◆ What is asked
Without the images, write out the whole listing exactly.

►

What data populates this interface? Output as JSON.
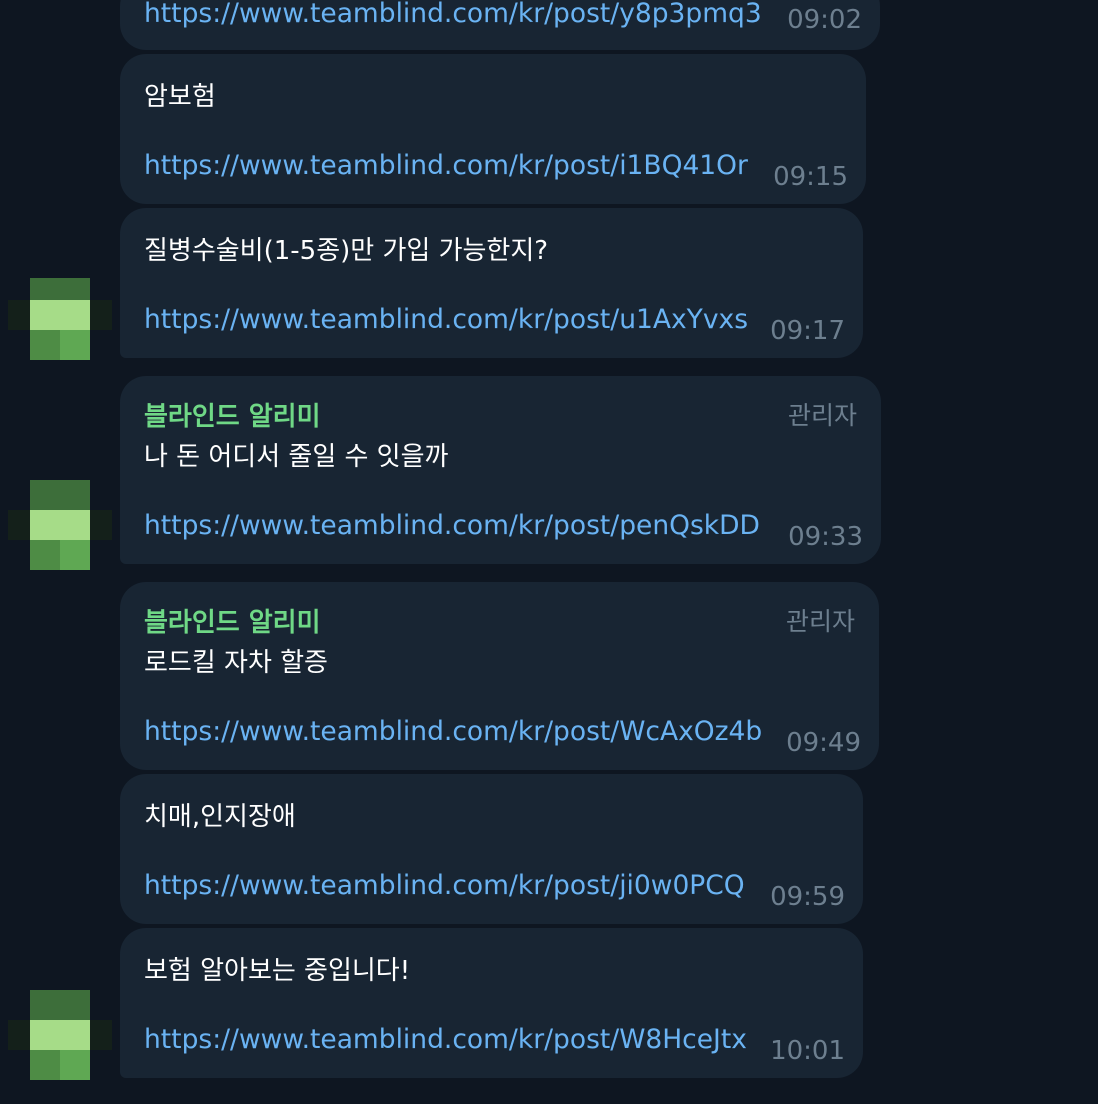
{
  "messages": [
    {
      "text": "",
      "link": "https://www.teamblind.com/kr/post/y8p3pmq3",
      "time": "09:02"
    },
    {
      "text": "암보험",
      "link": "https://www.teamblind.com/kr/post/i1BQ41Or",
      "time": "09:15"
    },
    {
      "text": "질병수술비(1-5종)만 가입 가능한지?",
      "link": "https://www.teamblind.com/kr/post/u1AxYvxs",
      "time": "09:17"
    },
    {
      "sender": "블라인드 알리미",
      "badge": "관리자",
      "text": "나 돈 어디서 줄일 수 잇을까",
      "link": "https://www.teamblind.com/kr/post/penQskDD",
      "time": "09:33"
    },
    {
      "sender": "블라인드 알리미",
      "badge": "관리자",
      "text": "로드킬 자차 할증",
      "link": "https://www.teamblind.com/kr/post/WcAxOz4b",
      "time": "09:49"
    },
    {
      "text": "치매,인지장애",
      "link": "https://www.teamblind.com/kr/post/ji0w0PCQ",
      "time": "09:59"
    },
    {
      "text": "보험 알아보는 중입니다!",
      "link": "https://www.teamblind.com/kr/post/W8HceJtx",
      "time": "10:01"
    }
  ],
  "colors": {
    "background": "#0e1621",
    "bubble": "#182533",
    "link": "#6ab3f3",
    "sender": "#6fd886",
    "meta": "#6d7f8f"
  }
}
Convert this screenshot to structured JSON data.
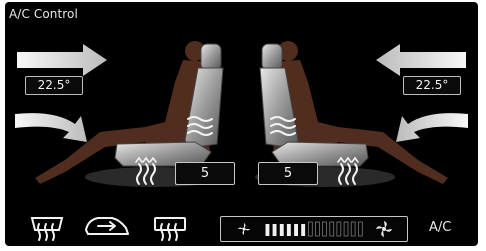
{
  "title": "A/C Control",
  "left_zone": {
    "temperature": "22.5°",
    "seat_level": "5"
  },
  "right_zone": {
    "temperature": "22.5°",
    "seat_level": "5"
  },
  "bottom_bar": {
    "icons": [
      "rear-defrost-icon",
      "recirculation-icon",
      "front-defrost-icon"
    ],
    "fan": {
      "level": 6,
      "max": 14
    },
    "ac_label": "A/C"
  }
}
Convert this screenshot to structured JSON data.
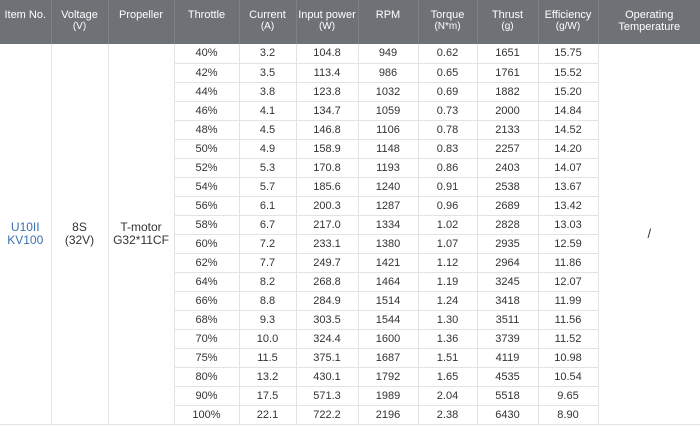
{
  "headers": [
    {
      "label": "Item No.",
      "unit": ""
    },
    {
      "label": "Voltage",
      "unit": "(V)"
    },
    {
      "label": "Propeller",
      "unit": ""
    },
    {
      "label": "Throttle",
      "unit": ""
    },
    {
      "label": "Current",
      "unit": "(A)"
    },
    {
      "label": "Input power",
      "unit": "(W)"
    },
    {
      "label": "RPM",
      "unit": ""
    },
    {
      "label": "Torque",
      "unit": "(N*m)"
    },
    {
      "label": "Thrust",
      "unit": "(g)"
    },
    {
      "label": "Efficiency",
      "unit": "(g/W)"
    },
    {
      "label": "Operating Temperature",
      "unit": ""
    }
  ],
  "item": {
    "line1": "U10II",
    "line2": "KV100"
  },
  "voltage": {
    "line1": "8S",
    "line2": "(32V)"
  },
  "propeller": {
    "line1": "T-motor",
    "line2": "G32*11CF"
  },
  "temperature": "/",
  "colors": {
    "header_bg": "#6e7176",
    "header_text": "#ffffff",
    "item_text": "#3b6fb0",
    "grid": "#e1e3e6"
  },
  "rows": [
    [
      "40%",
      "3.2",
      "104.8",
      "949",
      "0.62",
      "1651",
      "15.75"
    ],
    [
      "42%",
      "3.5",
      "113.4",
      "986",
      "0.65",
      "1761",
      "15.52"
    ],
    [
      "44%",
      "3.8",
      "123.8",
      "1032",
      "0.69",
      "1882",
      "15.20"
    ],
    [
      "46%",
      "4.1",
      "134.7",
      "1059",
      "0.73",
      "2000",
      "14.84"
    ],
    [
      "48%",
      "4.5",
      "146.8",
      "1106",
      "0.78",
      "2133",
      "14.52"
    ],
    [
      "50%",
      "4.9",
      "158.9",
      "1148",
      "0.83",
      "2257",
      "14.20"
    ],
    [
      "52%",
      "5.3",
      "170.8",
      "1193",
      "0.86",
      "2403",
      "14.07"
    ],
    [
      "54%",
      "5.7",
      "185.6",
      "1240",
      "0.91",
      "2538",
      "13.67"
    ],
    [
      "56%",
      "6.1",
      "200.3",
      "1287",
      "0.96",
      "2689",
      "13.42"
    ],
    [
      "58%",
      "6.7",
      "217.0",
      "1334",
      "1.02",
      "2828",
      "13.03"
    ],
    [
      "60%",
      "7.2",
      "233.1",
      "1380",
      "1.07",
      "2935",
      "12.59"
    ],
    [
      "62%",
      "7.7",
      "249.7",
      "1421",
      "1.12",
      "2964",
      "11.86"
    ],
    [
      "64%",
      "8.2",
      "268.8",
      "1464",
      "1.19",
      "3245",
      "12.07"
    ],
    [
      "66%",
      "8.8",
      "284.9",
      "1514",
      "1.24",
      "3418",
      "11.99"
    ],
    [
      "68%",
      "9.3",
      "303.5",
      "1544",
      "1.30",
      "3511",
      "11.56"
    ],
    [
      "70%",
      "10.0",
      "324.4",
      "1600",
      "1.36",
      "3739",
      "11.52"
    ],
    [
      "75%",
      "11.5",
      "375.1",
      "1687",
      "1.51",
      "4119",
      "10.98"
    ],
    [
      "80%",
      "13.2",
      "430.1",
      "1792",
      "1.65",
      "4535",
      "10.54"
    ],
    [
      "90%",
      "17.5",
      "571.3",
      "1989",
      "2.04",
      "5518",
      "9.65"
    ],
    [
      "100%",
      "22.1",
      "722.2",
      "2196",
      "2.38",
      "6430",
      "8.90"
    ]
  ]
}
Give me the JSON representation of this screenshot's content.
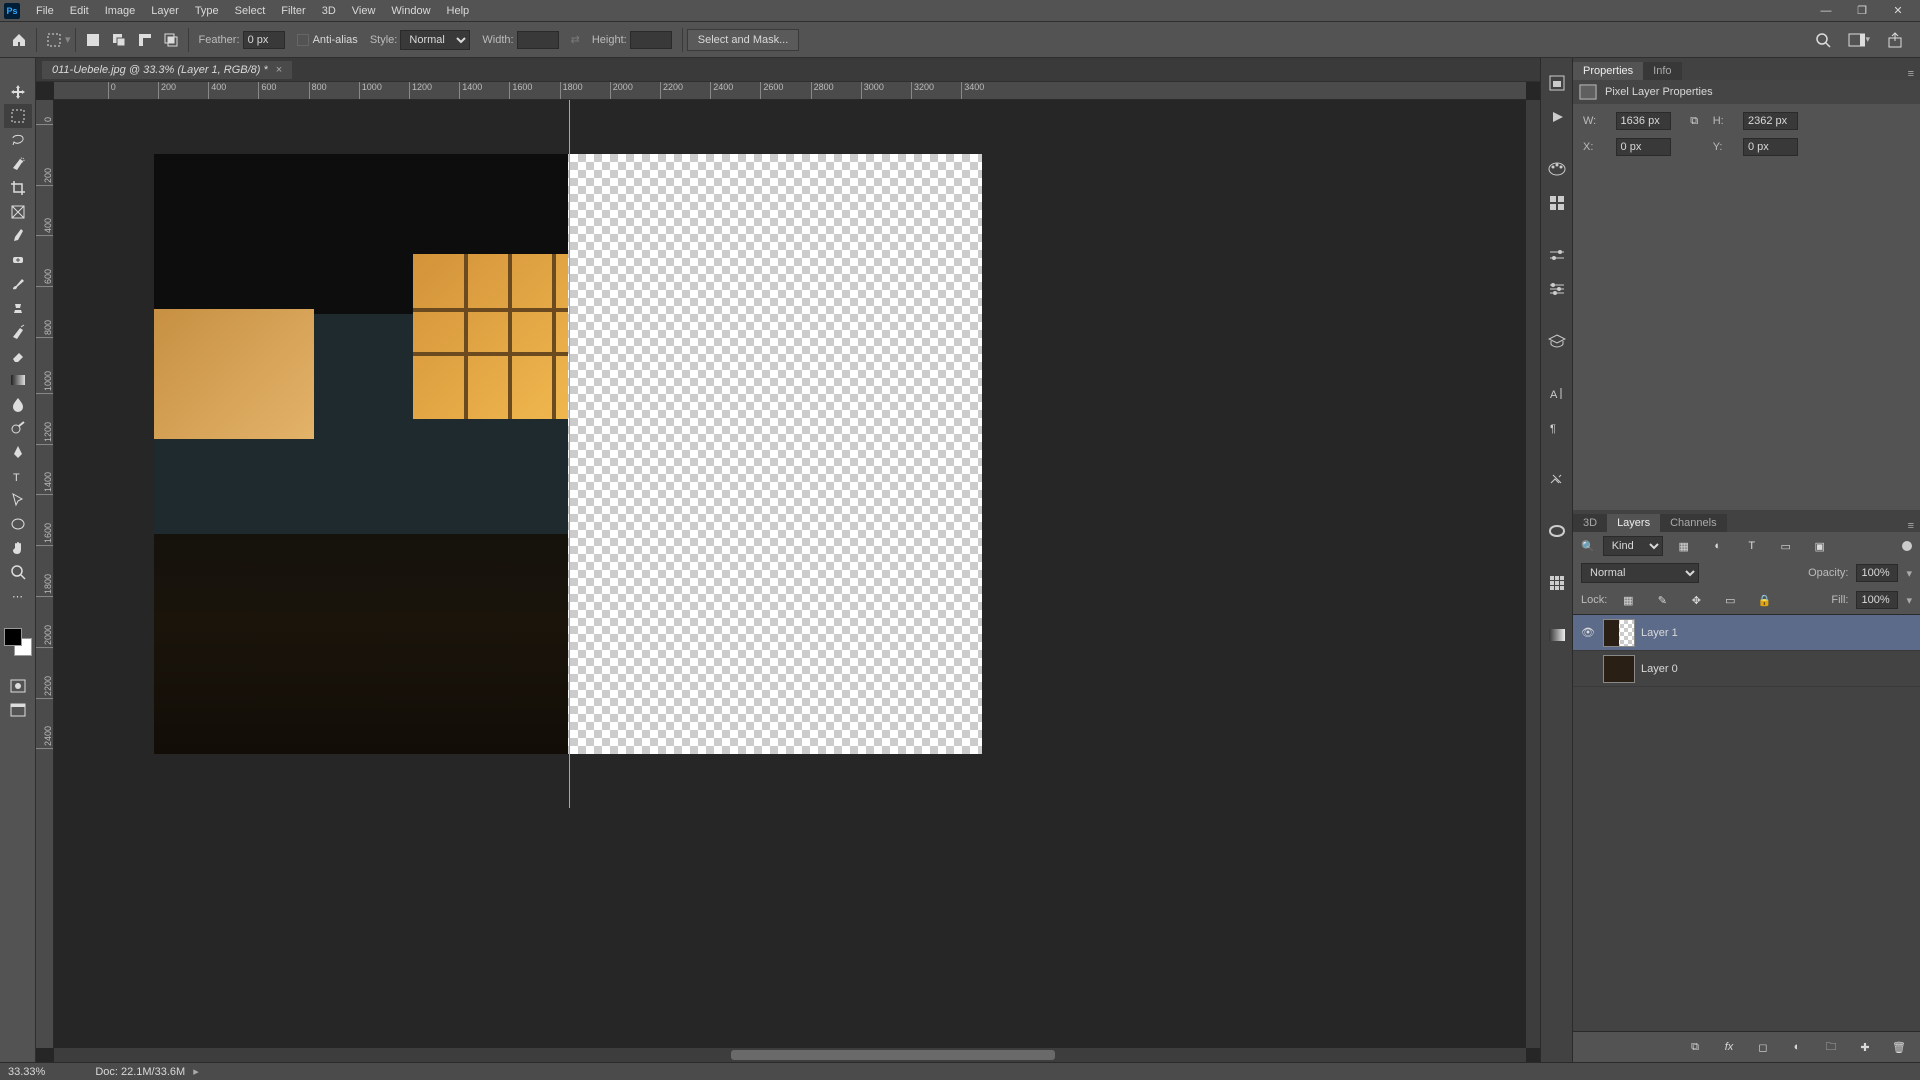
{
  "menubar": [
    "File",
    "Edit",
    "Image",
    "Layer",
    "Type",
    "Select",
    "Filter",
    "3D",
    "View",
    "Window",
    "Help"
  ],
  "optionsBar": {
    "featherLabel": "Feather:",
    "featherValue": "0 px",
    "antiAliasLabel": "Anti-alias",
    "styleLabel": "Style:",
    "styleValue": "Normal",
    "widthLabel": "Width:",
    "widthValue": "",
    "heightLabel": "Height:",
    "heightValue": "",
    "selectAndMask": "Select and Mask..."
  },
  "document": {
    "tabTitle": "011-Uebele.jpg @ 33.3% (Layer 1, RGB/8) *"
  },
  "ruler": {
    "hTicks": [
      "0",
      "200",
      "400",
      "600",
      "800",
      "1000",
      "1200",
      "1400",
      "1600",
      "1800",
      "2000",
      "2200",
      "2400",
      "2600",
      "2800",
      "3000",
      "3200",
      "3400"
    ],
    "vTicks": [
      "200",
      "0",
      "200",
      "400",
      "600",
      "800",
      "1000",
      "1200",
      "1400",
      "1600",
      "1800",
      "2000",
      "2200",
      "2400"
    ],
    "hStart": 104,
    "hStep": 50.2,
    "vStart": -34,
    "vStep": 50.8
  },
  "properties": {
    "tabs": [
      "Properties",
      "Info"
    ],
    "header": "Pixel Layer Properties",
    "W_label": "W:",
    "W": "1636 px",
    "H_label": "H:",
    "H": "2362 px",
    "X_label": "X:",
    "X": "0 px",
    "Y_label": "Y:",
    "Y": "0 px"
  },
  "layersPanel": {
    "tabs": [
      "3D",
      "Layers",
      "Channels"
    ],
    "kind": "Kind",
    "blendMode": "Normal",
    "opacityLabel": "Opacity:",
    "opacity": "100%",
    "lockLabel": "Lock:",
    "fillLabel": "Fill:",
    "fill": "100%",
    "layers": [
      {
        "name": "Layer 1",
        "visible": true,
        "selected": true
      },
      {
        "name": "Layer 0",
        "visible": false,
        "selected": false
      }
    ]
  },
  "statusbar": {
    "zoom": "33.33%",
    "docInfo": "Doc: 22.1M/33.6M"
  }
}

◄

◆ Answer to the task
What data populates this interface? Output as JSON.
{
  "messages": [
    {
      "text": "",
      "link": "https://www.teamblind.com/kr/post/y8p3pmq3",
      "time": "09:02"
    },
    {
      "text": "암보험",
      "link": "https://www.teamblind.com/kr/post/i1BQ41Or",
      "time": "09:15"
    },
    {
      "text": "질병수술비(1-5종)만 가입 가능한지?",
      "link": "https://www.teamblind.com/kr/post/u1AxYvxs",
      "time": "09:17"
    },
    {
      "sender": "블라인드 알리미",
      "badge": "관리자",
      "text": "나 돈 어디서 줄일 수 잇을까",
      "link": "https://www.teamblind.com/kr/post/penQskDD",
      "time": "09:33"
    },
    {
      "sender": "블라인드 알리미",
      "badge": "관리자",
      "text": "로드킬 자차 할증",
      "link": "https://www.teamblind.com/kr/post/WcAxOz4b",
      "time": "09:49"
    },
    {
      "text": "치매,인지장애",
      "link": "https://www.teamblind.com/kr/post/ji0w0PCQ",
      "time": "09:59"
    },
    {
      "text": "보험 알아보는 중입니다!",
      "link": "https://www.teamblind.com/kr/post/W8HceJtx",
      "time": "10:01"
    }
  ],
  "colors": {
    "background": "#0e1621",
    "bubble": "#182533",
    "link": "#6ab3f3",
    "sender": "#6fd886",
    "meta": "#6d7f8f"
  }
}
Convert this screenshot to structured JSON data.
{
  "title": "A/C Control",
  "left_zone": {
    "temperature": "22.5°",
    "seat_level": "5"
  },
  "right_zone": {
    "temperature": "22.5°",
    "seat_level": "5"
  },
  "bottom_bar": {
    "icons": [
      "rear-defrost-icon",
      "recirculation-icon",
      "front-defrost-icon"
    ],
    "fan": {
      "level": 6,
      "max": 14
    },
    "ac_label": "A/C"
  }
}
Convert this screenshot to structured JSON data.
{
  "headers": [
    {
      "label": "Item No.",
      "unit": ""
    },
    {
      "label": "Voltage",
      "unit": "(V)"
    },
    {
      "label": "Propeller",
      "unit": ""
    },
    {
      "label": "Throttle",
      "unit": ""
    },
    {
      "label": "Current",
      "unit": "(A)"
    },
    {
      "label": "Input power",
      "unit": "(W)"
    },
    {
      "label": "RPM",
      "unit": ""
    },
    {
      "label": "Torque",
      "unit": "(N*m)"
    },
    {
      "label": "Thrust",
      "unit": "(g)"
    },
    {
      "label": "Efficiency",
      "unit": "(g/W)"
    },
    {
      "label": "Operating Temperature",
      "unit": ""
    }
  ],
  "item": {
    "line1": "U10II",
    "line2": "KV100"
  },
  "voltage": {
    "line1": "8S",
    "line2": "(32V)"
  },
  "propeller": {
    "line1": "T-motor",
    "line2": "G32*11CF"
  },
  "temperature": "/",
  "colors": {
    "header_bg": "#6e7176",
    "header_text": "#ffffff",
    "item_text": "#3b6fb0",
    "grid": "#e1e3e6"
  },
  "rows": [
    [
      "40%",
      "3.2",
      "104.8",
      "949",
      "0.62",
      "1651",
      "15.75"
    ],
    [
      "42%",
      "3.5",
      "113.4",
      "986",
      "0.65",
      "1761",
      "15.52"
    ],
    [
      "44%",
      "3.8",
      "123.8",
      "1032",
      "0.69",
      "1882",
      "15.20"
    ],
    [
      "46%",
      "4.1",
      "134.7",
      "1059",
      "0.73",
      "2000",
      "14.84"
    ],
    [
      "48%",
      "4.5",
      "146.8",
      "1106",
      "0.78",
      "2133",
      "14.52"
    ],
    [
      "50%",
      "4.9",
      "158.9",
      "1148",
      "0.83",
      "2257",
      "14.20"
    ],
    [
      "52%",
      "5.3",
      "170.8",
      "1193",
      "0.86",
      "2403",
      "14.07"
    ],
    [
      "54%",
      "5.7",
      "185.6",
      "1240",
      "0.91",
      "2538",
      "13.67"
    ],
    [
      "56%",
      "6.1",
      "200.3",
      "1287",
      "0.96",
      "2689",
      "13.42"
    ],
    [
      "58%",
      "6.7",
      "217.0",
      "1334",
      "1.02",
      "2828",
      "13.03"
    ],
    [
      "60%",
      "7.2",
      "233.1",
      "1380",
      "1.07",
      "2935",
      "12.59"
    ],
    [
      "62%",
      "7.7",
      "249.7",
      "1421",
      "1.12",
      "2964",
      "11.86"
    ],
    [
      "64%",
      "8.2",
      "268.8",
      "1464",
      "1.19",
      "3245",
      "12.07"
    ],
    [
      "66%",
      "8.8",
      "284.9",
      "1514",
      "1.24",
      "3418",
      "11.99"
    ],
    [
      "68%",
      "9.3",
      "303.5",
      "1544",
      "1.30",
      "3511",
      "11.56"
    ],
    [
      "70%",
      "10.0",
      "324.4",
      "1600",
      "1.36",
      "3739",
      "11.52"
    ],
    [
      "75%",
      "11.5",
      "375.1",
      "1687",
      "1.51",
      "4119",
      "10.98"
    ],
    [
      "80%",
      "13.2",
      "430.1",
      "1792",
      "1.65",
      "4535",
      "10.54"
    ],
    [
      "90%",
      "17.5",
      "571.3",
      "1989",
      "2.04",
      "5518",
      "9.65"
    ],
    [
      "100%",
      "22.1",
      "722.2",
      "2196",
      "2.38",
      "6430",
      "8.90"
    ]
  ]
}
Give me the JSON representation of this screenshot's content.
{
  "menubar": [
    "File",
    "Edit",
    "Image",
    "Layer",
    "Type",
    "Select",
    "Filter",
    "3D",
    "View",
    "Window",
    "Help"
  ],
  "optionsBar": {
    "featherLabel": "Feather:",
    "featherValue": "0 px",
    "antiAliasLabel": "Anti-alias",
    "styleLabel": "Style:",
    "styleValue": "Normal",
    "widthLabel": "Width:",
    "widthValue": "",
    "heightLabel": "Height:",
    "heightValue": "",
    "selectAndMask": "Select and Mask..."
  },
  "document": {
    "tabTitle": "011-Uebele.jpg @ 33.3% (Layer 1, RGB/8) *"
  },
  "ruler": {
    "hTicks": [
      "0",
      "200",
      "400",
      "600",
      "800",
      "1000",
      "1200",
      "1400",
      "1600",
      "1800",
      "2000",
      "2200",
      "2400",
      "2600",
      "2800",
      "3000",
      "3200",
      "3400"
    ],
    "vTicks": [
      "200",
      "0",
      "200",
      "400",
      "600",
      "800",
      "1000",
      "1200",
      "1400",
      "1600",
      "1800",
      "2000",
      "2200",
      "2400"
    ],
    "hStart": 104,
    "hStep": 50.2,
    "vStart": -34,
    "vStep": 50.8
  },
  "properties": {
    "tabs": [
      "Properties",
      "Info"
    ],
    "header": "Pixel Layer Properties",
    "W_label": "W:",
    "W": "1636 px",
    "H_label": "H:",
    "H": "2362 px",
    "X_label": "X:",
    "X": "0 px",
    "Y_label": "Y:",
    "Y": "0 px"
  },
  "layersPanel": {
    "tabs": [
      "3D",
      "Layers",
      "Channels"
    ],
    "kind": "Kind",
    "blendMode": "Normal",
    "opacityLabel": "Opacity:",
    "opacity": "100%",
    "lockLabel": "Lock:",
    "fillLabel": "Fill:",
    "fill": "100%",
    "layers": [
      {
        "name": "Layer 1",
        "visible": true,
        "selected": true
      },
      {
        "name": "Layer 0",
        "visible": false,
        "selected": false
      }
    ]
  },
  "statusbar": {
    "zoom": "33.33%",
    "docInfo": "Doc: 22.1M/33.6M"
  }
}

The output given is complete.